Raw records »
▬▬▬

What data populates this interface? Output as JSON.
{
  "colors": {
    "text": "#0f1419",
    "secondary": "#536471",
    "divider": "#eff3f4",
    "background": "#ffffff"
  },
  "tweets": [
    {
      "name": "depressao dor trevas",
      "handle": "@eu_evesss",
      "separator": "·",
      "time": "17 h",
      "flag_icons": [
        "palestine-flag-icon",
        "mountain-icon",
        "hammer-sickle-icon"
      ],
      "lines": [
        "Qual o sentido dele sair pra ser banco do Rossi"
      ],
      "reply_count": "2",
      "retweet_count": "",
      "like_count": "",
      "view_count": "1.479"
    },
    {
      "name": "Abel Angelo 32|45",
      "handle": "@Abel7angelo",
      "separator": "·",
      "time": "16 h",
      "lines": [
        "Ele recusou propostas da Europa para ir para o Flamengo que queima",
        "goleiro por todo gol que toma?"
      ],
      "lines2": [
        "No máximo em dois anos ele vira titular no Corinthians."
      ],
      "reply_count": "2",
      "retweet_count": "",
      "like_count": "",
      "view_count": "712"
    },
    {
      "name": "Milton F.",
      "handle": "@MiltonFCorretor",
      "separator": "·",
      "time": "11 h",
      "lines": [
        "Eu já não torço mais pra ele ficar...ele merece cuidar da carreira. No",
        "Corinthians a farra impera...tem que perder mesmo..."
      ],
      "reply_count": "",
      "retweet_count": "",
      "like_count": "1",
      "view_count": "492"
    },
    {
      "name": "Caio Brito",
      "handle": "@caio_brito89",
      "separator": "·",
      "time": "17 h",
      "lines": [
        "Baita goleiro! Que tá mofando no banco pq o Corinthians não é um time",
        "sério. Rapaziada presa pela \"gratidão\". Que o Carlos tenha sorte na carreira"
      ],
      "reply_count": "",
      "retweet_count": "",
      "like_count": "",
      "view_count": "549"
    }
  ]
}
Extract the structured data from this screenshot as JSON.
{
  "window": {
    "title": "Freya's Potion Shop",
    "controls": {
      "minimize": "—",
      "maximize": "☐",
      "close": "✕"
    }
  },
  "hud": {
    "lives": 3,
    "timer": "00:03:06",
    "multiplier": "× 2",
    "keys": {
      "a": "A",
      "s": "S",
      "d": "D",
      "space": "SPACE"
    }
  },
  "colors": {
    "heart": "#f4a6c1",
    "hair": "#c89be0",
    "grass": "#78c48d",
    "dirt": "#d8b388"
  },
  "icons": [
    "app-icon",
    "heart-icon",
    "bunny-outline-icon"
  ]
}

▬▬▬

Aim »
Copy out exactly the lines between the line with "Extract the structured" and the last line of the entries, counting both of those lines.

Task answer »
Extract the structured data from this screenshot as JSON.
{
  "window": {
    "title": "Freya's Potion Shop",
    "controls": {
      "minimize": "—",
      "maximize": "☐",
      "close": "✕"
    }
  },
  "hud": {
    "lives": 3,
    "timer": "00:03:06",
    "multiplier": "× 2",
    "keys": {
      "a": "A",
      "s": "S",
      "d": "D",
      "space": "SPACE"
    }
  },
  "colors": {
    "heart": "#f4a6c1",
    "hair": "#c89be0",
    "grass": "#78c48d",
    "dirt": "#d8b388"
  },
  "icons": [
    "app-icon",
    "heart-icon",
    "bunny-outline-icon"
  ]
}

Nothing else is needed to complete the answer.